* _Short exercise_:
Render the following material again verbatim, leaving nothing out.

* _Material for the task_:
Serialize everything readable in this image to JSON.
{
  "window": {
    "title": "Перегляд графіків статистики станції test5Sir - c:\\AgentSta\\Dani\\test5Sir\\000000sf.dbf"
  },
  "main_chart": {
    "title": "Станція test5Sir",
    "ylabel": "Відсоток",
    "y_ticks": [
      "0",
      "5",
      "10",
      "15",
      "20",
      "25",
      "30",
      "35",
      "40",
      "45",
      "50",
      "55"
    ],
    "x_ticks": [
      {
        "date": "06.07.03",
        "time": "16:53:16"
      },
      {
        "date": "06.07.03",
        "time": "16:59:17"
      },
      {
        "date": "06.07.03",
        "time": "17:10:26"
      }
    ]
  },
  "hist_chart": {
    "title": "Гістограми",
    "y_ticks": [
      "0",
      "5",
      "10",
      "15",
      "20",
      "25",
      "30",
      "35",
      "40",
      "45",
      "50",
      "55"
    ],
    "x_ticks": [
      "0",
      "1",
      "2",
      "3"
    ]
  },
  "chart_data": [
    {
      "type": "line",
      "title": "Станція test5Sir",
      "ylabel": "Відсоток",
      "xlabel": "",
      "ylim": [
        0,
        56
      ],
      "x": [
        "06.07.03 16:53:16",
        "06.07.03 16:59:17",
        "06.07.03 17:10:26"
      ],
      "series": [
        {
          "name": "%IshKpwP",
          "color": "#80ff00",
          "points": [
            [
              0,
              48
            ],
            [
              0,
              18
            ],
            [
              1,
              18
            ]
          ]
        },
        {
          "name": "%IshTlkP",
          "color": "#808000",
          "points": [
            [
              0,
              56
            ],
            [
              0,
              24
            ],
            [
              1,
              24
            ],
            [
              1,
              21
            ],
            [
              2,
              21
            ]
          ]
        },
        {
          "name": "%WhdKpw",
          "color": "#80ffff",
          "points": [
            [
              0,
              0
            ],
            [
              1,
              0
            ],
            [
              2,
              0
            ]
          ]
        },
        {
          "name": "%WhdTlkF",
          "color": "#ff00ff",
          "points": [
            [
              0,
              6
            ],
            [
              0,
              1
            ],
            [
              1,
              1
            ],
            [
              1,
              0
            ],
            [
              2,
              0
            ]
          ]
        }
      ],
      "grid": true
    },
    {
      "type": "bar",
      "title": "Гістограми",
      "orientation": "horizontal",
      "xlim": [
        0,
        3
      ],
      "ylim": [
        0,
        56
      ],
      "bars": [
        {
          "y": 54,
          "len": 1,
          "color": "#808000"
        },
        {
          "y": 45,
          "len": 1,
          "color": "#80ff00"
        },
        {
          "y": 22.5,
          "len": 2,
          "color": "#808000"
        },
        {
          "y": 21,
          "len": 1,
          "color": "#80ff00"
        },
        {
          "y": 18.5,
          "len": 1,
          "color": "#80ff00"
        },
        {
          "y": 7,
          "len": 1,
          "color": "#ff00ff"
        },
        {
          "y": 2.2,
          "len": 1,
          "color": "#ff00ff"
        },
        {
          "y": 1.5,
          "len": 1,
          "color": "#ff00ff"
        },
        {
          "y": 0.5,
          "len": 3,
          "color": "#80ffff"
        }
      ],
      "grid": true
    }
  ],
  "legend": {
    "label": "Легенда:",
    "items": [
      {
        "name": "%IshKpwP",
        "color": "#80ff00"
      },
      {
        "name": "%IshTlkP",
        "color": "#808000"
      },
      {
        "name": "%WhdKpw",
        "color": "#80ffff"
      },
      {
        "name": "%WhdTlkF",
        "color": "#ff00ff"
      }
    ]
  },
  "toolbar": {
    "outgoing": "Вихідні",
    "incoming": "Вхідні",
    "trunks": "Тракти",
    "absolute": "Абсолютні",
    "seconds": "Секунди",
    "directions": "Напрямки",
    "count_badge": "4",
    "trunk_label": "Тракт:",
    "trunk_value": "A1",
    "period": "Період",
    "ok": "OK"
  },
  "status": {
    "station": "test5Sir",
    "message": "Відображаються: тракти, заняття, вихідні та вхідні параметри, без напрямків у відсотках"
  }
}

* _Problem solution_:
Serialize everything readable in this image to JSON.
{
  "window": {
    "title": "Перегляд графіків статистики станції test5Sir - c:\\AgentSta\\Dani\\test5Sir\\000000sf.dbf"
  },
  "main_chart": {
    "title": "Станція test5Sir",
    "ylabel": "Відсоток",
    "y_ticks": [
      "0",
      "5",
      "10",
      "15",
      "20",
      "25",
      "30",
      "35",
      "40",
      "45",
      "50",
      "55"
    ],
    "x_ticks": [
      {
        "date": "06.07.03",
        "time": "16:53:16"
      },
      {
        "date": "06.07.03",
        "time": "16:59:17"
      },
      {
        "date": "06.07.03",
        "time": "17:10:26"
      }
    ]
  },
  "hist_chart": {
    "title": "Гістограми",
    "y_ticks": [
      "0",
      "5",
      "10",
      "15",
      "20",
      "25",
      "30",
      "35",
      "40",
      "45",
      "50",
      "55"
    ],
    "x_ticks": [
      "0",
      "1",
      "2",
      "3"
    ]
  },
  "chart_data": [
    {
      "type": "line",
      "title": "Станція test5Sir",
      "ylabel": "Відсоток",
      "xlabel": "",
      "ylim": [
        0,
        56
      ],
      "x": [
        "06.07.03 16:53:16",
        "06.07.03 16:59:17",
        "06.07.03 17:10:26"
      ],
      "series": [
        {
          "name": "%IshKpwP",
          "color": "#80ff00",
          "points": [
            [
              0,
              48
            ],
            [
              0,
              18
            ],
            [
              1,
              18
            ]
          ]
        },
        {
          "name": "%IshTlkP",
          "color": "#808000",
          "points": [
            [
              0,
              56
            ],
            [
              0,
              24
            ],
            [
              1,
              24
            ],
            [
              1,
              21
            ],
            [
              2,
              21
            ]
          ]
        },
        {
          "name": "%WhdKpw",
          "color": "#80ffff",
          "points": [
            [
              0,
              0
            ],
            [
              1,
              0
            ],
            [
              2,
              0
            ]
          ]
        },
        {
          "name": "%WhdTlkF",
          "color": "#ff00ff",
          "points": [
            [
              0,
              6
            ],
            [
              0,
              1
            ],
            [
              1,
              1
            ],
            [
              1,
              0
            ],
            [
              2,
              0
            ]
          ]
        }
      ],
      "grid": true
    },
    {
      "type": "bar",
      "title": "Гістограми",
      "orientation": "horizontal",
      "xlim": [
        0,
        3
      ],
      "ylim": [
        0,
        56
      ],
      "bars": [
        {
          "y": 54,
          "len": 1,
          "color": "#808000"
        },
        {
          "y": 45,
          "len": 1,
          "color": "#80ff00"
        },
        {
          "y": 22.5,
          "len": 2,
          "color": "#808000"
        },
        {
          "y": 21,
          "len": 1,
          "color": "#80ff00"
        },
        {
          "y": 18.5,
          "len": 1,
          "color": "#80ff00"
        },
        {
          "y": 7,
          "len": 1,
          "color": "#ff00ff"
        },
        {
          "y": 2.2,
          "len": 1,
          "color": "#ff00ff"
        },
        {
          "y": 1.5,
          "len": 1,
          "color": "#ff00ff"
        },
        {
          "y": 0.5,
          "len": 3,
          "color": "#80ffff"
        }
      ],
      "grid": true
    }
  ],
  "legend": {
    "label": "Легенда:",
    "items": [
      {
        "name": "%IshKpwP",
        "color": "#80ff00"
      },
      {
        "name": "%IshTlkP",
        "color": "#808000"
      },
      {
        "name": "%WhdKpw",
        "color": "#80ffff"
      },
      {
        "name": "%WhdTlkF",
        "color": "#ff00ff"
      }
    ]
  },
  "toolbar": {
    "outgoing": "Вихідні",
    "incoming": "Вхідні",
    "trunks": "Тракти",
    "absolute": "Абсолютні",
    "seconds": "Секунди",
    "directions": "Напрямки",
    "count_badge": "4",
    "trunk_label": "Тракт:",
    "trunk_value": "A1",
    "period": "Період",
    "ok": "OK"
  },
  "status": {
    "station": "test5Sir",
    "message": "Відображаються: тракти, заняття, вихідні та вхідні параметри, без напрямків у відсотках"
  }
}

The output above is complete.